= Exercise requirements =
Take each line that has the word "name" and return it.

------ Data extract

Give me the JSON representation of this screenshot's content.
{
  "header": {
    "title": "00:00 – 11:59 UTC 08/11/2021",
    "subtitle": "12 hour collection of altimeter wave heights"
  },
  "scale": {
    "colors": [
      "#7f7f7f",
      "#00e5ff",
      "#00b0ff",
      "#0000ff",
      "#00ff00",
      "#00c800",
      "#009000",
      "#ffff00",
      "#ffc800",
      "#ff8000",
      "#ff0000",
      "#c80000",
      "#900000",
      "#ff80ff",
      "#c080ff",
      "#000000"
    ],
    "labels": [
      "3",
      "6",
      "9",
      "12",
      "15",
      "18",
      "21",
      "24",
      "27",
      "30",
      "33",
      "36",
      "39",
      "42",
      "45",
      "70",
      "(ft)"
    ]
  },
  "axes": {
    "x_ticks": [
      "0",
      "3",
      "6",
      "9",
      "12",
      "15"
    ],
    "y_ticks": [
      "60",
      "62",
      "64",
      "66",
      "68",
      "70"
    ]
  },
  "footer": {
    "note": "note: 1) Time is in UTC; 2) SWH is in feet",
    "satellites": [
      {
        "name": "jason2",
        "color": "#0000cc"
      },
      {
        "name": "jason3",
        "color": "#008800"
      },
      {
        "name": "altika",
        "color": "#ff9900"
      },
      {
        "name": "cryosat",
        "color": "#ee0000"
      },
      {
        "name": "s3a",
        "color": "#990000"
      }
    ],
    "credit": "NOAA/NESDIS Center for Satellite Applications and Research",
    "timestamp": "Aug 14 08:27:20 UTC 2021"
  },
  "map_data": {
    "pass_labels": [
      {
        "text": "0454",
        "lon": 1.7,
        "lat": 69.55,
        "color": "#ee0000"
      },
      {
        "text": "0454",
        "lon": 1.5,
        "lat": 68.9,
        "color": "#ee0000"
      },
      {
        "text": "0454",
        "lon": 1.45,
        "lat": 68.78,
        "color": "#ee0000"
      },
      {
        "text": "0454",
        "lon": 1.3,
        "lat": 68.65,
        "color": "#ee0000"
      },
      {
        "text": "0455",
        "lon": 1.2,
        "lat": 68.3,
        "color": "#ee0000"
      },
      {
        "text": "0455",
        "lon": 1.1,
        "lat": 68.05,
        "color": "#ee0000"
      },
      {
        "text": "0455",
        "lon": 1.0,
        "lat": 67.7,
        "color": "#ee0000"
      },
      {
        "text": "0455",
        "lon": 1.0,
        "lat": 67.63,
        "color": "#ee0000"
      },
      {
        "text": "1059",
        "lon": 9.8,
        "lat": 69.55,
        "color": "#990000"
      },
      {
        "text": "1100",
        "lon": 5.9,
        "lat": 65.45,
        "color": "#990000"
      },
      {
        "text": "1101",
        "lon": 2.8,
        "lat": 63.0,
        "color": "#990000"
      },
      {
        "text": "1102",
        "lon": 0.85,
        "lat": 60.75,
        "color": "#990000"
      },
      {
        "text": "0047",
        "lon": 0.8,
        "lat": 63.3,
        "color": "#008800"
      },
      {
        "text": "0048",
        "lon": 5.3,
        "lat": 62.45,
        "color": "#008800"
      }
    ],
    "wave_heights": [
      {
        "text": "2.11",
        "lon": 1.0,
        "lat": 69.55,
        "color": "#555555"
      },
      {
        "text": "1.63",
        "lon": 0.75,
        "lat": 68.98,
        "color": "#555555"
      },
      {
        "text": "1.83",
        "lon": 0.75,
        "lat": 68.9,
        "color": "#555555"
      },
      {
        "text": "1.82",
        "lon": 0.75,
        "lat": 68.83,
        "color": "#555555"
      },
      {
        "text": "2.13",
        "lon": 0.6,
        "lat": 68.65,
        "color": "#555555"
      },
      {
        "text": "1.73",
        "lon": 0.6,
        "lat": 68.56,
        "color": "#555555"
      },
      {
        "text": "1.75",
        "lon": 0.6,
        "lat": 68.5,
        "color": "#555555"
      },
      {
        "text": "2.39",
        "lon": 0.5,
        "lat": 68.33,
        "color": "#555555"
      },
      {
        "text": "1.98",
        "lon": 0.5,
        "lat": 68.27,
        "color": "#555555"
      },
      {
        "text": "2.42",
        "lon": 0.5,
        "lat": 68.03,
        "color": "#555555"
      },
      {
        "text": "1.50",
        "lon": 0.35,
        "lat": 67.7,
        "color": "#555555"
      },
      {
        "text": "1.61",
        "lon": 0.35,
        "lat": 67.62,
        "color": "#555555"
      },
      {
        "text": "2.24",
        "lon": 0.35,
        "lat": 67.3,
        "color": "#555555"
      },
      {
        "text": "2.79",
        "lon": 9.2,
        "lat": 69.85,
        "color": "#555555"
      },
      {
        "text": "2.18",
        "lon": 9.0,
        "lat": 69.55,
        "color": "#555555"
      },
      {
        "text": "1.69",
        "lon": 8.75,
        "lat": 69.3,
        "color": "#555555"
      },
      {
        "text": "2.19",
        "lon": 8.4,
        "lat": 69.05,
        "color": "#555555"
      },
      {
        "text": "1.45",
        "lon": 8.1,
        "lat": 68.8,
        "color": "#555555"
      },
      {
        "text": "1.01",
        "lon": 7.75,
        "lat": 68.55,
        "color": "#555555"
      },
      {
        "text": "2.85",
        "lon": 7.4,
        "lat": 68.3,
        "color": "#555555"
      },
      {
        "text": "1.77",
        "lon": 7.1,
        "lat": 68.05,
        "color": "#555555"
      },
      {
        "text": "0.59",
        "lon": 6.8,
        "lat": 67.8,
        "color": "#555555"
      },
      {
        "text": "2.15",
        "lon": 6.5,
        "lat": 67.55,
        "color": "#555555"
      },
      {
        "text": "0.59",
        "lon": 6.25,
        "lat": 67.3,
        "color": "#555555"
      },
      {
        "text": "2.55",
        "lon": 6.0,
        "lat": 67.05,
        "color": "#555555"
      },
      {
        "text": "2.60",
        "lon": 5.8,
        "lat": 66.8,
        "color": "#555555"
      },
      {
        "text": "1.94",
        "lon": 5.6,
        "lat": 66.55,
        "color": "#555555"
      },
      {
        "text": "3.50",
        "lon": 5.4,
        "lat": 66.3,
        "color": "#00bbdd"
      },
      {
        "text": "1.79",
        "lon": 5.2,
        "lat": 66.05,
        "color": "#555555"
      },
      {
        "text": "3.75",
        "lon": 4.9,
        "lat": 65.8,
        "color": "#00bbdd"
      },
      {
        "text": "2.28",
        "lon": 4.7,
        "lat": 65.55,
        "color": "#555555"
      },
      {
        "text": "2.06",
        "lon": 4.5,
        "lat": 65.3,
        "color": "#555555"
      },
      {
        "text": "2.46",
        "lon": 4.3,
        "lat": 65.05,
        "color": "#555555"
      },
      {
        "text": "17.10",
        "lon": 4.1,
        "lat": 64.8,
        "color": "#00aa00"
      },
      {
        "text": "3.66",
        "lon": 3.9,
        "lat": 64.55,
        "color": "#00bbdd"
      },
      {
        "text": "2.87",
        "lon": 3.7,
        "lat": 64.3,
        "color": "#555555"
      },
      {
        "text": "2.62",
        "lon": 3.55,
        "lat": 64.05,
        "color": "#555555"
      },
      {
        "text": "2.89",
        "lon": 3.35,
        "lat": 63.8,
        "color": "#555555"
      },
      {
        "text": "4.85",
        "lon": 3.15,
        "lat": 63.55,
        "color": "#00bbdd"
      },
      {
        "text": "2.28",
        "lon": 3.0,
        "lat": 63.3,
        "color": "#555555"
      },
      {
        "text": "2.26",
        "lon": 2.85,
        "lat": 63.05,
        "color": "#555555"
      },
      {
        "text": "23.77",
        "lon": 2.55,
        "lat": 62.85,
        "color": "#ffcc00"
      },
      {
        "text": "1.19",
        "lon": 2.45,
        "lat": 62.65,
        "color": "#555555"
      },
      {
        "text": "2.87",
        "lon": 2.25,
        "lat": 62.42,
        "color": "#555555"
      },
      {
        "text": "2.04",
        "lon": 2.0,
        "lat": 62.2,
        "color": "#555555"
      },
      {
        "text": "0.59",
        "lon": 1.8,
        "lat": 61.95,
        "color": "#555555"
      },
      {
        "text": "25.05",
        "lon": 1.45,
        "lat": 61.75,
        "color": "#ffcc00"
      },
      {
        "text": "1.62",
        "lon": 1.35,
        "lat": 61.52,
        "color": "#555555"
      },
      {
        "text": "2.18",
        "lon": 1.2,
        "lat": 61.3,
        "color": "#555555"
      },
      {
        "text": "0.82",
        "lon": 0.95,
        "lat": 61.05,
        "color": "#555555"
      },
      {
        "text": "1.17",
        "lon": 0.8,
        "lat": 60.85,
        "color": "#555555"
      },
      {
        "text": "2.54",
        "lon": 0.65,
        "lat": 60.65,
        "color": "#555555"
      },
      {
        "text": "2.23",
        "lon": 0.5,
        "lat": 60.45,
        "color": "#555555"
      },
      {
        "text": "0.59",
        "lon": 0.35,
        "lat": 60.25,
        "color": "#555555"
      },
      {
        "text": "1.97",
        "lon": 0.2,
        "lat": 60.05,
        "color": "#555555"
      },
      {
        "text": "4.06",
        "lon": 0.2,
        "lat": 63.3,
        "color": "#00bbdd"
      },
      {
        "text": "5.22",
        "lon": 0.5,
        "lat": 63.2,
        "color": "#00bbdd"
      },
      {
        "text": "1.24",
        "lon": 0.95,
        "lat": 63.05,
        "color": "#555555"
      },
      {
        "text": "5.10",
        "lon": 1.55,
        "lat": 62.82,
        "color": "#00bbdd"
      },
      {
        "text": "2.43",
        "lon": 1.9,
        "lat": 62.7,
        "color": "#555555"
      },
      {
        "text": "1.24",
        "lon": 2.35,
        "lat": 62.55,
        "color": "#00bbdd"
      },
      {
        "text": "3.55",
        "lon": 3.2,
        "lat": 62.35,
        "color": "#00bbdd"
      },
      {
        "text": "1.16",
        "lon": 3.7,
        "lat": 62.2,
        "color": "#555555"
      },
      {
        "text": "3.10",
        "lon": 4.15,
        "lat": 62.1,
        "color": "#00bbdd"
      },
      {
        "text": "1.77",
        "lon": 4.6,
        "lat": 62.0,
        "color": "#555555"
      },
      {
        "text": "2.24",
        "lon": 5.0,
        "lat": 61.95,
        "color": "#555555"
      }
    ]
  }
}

------------

= The result =
        "name": "jason2",
        "name": "jason3",
        "name": "altika",
        "name": "cryosat",
        "name": "s3a",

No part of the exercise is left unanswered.